## [WHAT TO PRODUCE]
Each line that holds the word "kind" counts once; report the total and nothing else.
## START PROVIDED RECORDS
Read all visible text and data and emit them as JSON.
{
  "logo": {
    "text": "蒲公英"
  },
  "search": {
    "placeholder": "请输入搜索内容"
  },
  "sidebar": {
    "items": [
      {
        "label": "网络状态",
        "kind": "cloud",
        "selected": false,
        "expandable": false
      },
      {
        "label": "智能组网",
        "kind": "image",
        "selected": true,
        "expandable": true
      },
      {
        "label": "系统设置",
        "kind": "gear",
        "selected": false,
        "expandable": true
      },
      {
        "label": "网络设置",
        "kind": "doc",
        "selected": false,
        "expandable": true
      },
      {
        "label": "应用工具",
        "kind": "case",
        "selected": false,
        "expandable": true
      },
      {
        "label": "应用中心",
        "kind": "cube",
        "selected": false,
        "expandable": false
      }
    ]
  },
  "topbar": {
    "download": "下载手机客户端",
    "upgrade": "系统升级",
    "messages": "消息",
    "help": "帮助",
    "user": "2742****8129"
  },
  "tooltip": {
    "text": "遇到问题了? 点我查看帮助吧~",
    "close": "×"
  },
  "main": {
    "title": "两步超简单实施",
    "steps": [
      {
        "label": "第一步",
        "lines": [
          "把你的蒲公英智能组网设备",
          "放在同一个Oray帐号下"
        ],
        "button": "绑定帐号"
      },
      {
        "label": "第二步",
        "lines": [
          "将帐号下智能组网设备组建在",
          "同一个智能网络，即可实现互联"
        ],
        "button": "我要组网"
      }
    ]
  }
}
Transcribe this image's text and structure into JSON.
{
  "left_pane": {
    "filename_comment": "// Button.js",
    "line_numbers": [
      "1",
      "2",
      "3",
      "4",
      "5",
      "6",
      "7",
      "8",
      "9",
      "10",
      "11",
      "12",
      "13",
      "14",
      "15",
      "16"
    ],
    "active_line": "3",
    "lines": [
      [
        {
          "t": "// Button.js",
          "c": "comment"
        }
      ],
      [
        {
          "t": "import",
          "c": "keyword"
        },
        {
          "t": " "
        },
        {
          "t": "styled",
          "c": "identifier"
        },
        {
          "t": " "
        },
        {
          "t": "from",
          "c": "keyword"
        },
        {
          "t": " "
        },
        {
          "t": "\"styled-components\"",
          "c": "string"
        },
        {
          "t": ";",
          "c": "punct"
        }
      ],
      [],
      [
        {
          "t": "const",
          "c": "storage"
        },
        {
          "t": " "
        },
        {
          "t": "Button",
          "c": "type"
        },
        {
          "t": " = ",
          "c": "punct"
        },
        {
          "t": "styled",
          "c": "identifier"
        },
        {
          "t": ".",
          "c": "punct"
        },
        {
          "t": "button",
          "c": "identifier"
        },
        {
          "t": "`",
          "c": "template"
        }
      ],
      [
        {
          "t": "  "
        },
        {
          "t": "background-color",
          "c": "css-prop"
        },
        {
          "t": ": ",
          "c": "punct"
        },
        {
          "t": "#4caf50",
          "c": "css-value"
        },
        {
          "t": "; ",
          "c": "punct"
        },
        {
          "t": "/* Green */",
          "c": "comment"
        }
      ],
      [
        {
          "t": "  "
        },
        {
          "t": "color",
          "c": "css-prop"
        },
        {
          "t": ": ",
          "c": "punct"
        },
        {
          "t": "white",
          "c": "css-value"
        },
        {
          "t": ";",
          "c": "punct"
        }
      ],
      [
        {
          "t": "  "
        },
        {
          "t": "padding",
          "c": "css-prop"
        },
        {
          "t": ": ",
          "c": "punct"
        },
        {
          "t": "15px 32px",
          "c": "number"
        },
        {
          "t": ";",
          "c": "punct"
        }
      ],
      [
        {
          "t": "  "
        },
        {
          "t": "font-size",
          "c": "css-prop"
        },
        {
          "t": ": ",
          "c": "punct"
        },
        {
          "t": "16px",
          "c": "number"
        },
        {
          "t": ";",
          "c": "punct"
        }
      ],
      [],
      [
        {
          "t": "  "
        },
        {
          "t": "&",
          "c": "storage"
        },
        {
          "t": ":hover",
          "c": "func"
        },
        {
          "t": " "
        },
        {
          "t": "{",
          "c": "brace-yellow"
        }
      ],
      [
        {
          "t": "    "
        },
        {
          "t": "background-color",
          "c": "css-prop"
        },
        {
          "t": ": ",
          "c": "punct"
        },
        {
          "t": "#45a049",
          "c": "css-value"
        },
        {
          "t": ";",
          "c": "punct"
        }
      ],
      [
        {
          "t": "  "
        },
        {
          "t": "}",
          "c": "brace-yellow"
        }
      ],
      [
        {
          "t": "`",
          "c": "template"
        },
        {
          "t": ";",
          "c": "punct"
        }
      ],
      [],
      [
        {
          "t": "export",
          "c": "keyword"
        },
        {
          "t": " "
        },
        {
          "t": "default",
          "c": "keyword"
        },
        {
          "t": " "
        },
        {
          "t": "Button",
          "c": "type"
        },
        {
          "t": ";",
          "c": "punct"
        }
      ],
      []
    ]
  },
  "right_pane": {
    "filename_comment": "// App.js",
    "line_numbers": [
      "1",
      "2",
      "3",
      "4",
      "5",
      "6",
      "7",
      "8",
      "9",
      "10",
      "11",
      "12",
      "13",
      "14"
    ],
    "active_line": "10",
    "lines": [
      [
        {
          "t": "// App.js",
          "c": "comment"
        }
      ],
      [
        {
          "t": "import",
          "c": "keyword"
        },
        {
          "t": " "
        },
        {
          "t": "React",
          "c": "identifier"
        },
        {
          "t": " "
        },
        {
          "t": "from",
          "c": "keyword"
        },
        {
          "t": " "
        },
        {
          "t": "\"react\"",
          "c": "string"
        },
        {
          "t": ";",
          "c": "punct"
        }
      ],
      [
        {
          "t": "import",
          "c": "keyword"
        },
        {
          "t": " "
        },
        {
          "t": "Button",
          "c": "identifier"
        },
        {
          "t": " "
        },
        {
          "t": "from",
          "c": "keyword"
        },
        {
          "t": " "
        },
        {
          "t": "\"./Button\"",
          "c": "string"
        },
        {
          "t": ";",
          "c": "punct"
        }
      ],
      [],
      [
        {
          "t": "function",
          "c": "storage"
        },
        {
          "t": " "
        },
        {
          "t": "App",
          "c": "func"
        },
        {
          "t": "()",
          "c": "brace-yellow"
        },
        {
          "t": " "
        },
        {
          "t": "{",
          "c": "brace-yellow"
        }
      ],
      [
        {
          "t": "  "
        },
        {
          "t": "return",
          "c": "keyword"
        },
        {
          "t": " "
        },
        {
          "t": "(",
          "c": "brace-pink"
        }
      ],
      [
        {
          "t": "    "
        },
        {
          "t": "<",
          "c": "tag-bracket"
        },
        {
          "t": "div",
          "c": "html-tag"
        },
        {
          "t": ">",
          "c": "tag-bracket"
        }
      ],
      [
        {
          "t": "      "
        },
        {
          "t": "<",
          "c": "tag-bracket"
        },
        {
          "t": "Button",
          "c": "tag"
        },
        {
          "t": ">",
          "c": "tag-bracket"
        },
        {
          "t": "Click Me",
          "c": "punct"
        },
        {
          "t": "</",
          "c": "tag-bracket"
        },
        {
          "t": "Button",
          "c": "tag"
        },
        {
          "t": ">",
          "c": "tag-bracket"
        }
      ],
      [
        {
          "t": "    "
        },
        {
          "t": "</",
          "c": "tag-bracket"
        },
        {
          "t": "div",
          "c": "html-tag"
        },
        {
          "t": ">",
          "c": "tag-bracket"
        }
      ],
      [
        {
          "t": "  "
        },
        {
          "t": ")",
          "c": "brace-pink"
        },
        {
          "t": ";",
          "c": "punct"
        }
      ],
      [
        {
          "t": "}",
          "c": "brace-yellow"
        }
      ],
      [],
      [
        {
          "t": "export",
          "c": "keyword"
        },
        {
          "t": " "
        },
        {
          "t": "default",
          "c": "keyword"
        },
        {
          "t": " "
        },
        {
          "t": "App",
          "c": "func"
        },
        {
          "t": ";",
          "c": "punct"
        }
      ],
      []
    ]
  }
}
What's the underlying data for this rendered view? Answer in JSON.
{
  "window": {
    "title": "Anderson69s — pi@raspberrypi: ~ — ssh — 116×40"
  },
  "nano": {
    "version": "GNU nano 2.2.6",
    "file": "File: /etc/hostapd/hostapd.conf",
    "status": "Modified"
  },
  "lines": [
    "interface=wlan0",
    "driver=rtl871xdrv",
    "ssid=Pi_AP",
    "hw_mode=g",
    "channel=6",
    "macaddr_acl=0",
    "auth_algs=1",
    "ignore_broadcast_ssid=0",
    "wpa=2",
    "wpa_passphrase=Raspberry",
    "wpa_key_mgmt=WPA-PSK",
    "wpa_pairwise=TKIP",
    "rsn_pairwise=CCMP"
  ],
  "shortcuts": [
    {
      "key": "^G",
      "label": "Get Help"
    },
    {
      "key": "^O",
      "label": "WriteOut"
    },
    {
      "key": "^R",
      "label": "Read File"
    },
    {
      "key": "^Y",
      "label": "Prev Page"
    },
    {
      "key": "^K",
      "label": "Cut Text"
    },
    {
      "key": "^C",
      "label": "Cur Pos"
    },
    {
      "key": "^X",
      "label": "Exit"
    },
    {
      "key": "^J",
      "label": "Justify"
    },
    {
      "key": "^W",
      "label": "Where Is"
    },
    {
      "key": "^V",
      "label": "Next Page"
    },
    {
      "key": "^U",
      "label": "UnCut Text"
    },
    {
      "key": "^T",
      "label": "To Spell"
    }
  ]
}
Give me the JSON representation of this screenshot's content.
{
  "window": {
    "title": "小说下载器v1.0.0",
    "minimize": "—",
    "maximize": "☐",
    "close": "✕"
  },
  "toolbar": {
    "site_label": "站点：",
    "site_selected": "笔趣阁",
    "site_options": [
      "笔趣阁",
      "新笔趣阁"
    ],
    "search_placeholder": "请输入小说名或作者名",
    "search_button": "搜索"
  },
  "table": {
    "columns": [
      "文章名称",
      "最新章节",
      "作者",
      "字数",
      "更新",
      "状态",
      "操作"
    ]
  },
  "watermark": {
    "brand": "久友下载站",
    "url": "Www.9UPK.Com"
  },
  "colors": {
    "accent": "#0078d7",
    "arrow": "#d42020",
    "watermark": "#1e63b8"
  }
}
## END PROVIDED RECORDS
## [RESPONSE]
6